--- MATERIAL FOR THE TASK ---

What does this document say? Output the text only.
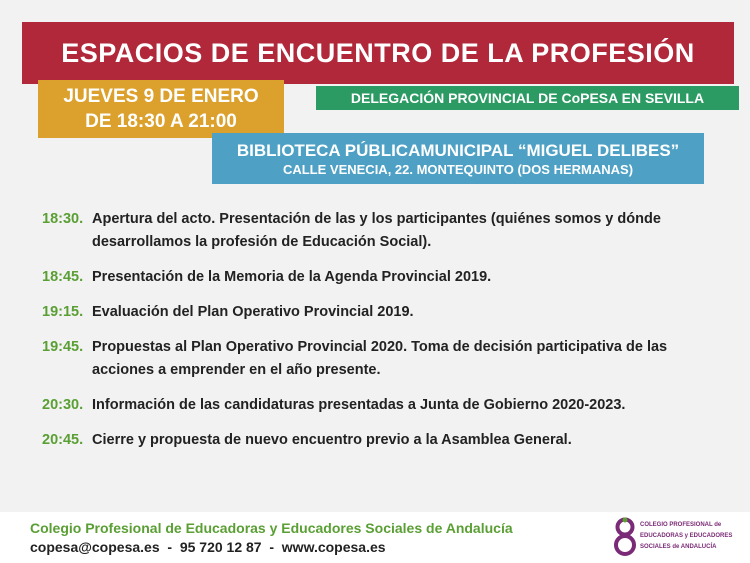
ESPACIOS DE ENCUENTRO DE LA PROFESIÓN
JUEVES 9 DE ENERO
DE 18:30 A 21:00
DELEGACIÓN PROVINCIAL DE CoPESA EN SEVILLA
BIBLIOTECA PÚBLICAMUNICIPAL “MIGUEL DELIBES”
CALLE VENECIA, 22. MONTEQUINTO (DOS HERMANAS)
18:30. Apertura del acto. Presentación de las y los participantes (quiénes somos y dónde desarrollamos la profesión de Educación Social).
18:45. Presentación de la Memoria de la Agenda Provincial 2019.
19:15. Evaluación del Plan Operativo Provincial 2019.
19:45. Propuestas al Plan Operativo Provincial 2020. Toma de decisión participativa de las acciones a emprender en el año presente.
20:30. Información de las candidaturas presentadas a Junta de Gobierno 2020-2023.
20:45. Cierre y propuesta de nuevo encuentro previo a la Asamblea General.
Colegio Profesional de Educadoras y Educadores Sociales de Andalucía
copesa@copesa.es  -  95 720 12 87  -  www.copesa.es
COLEGIO PROFESIONAL de
EDUCADORAS y EDUCADORES
SOCIALES de ANDALUCÍA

---

Check each line above for the string "Presentación" and show the ones that have it.

- _ANSWER TO THE EXERCISE_
18:30. Apertura del acto. Presentación de las y los participantes (quiénes somos y dónde desarrollamos la profesión de Educación Social).
18:45. Presentación de la Memoria de la Agenda Provincial 2019.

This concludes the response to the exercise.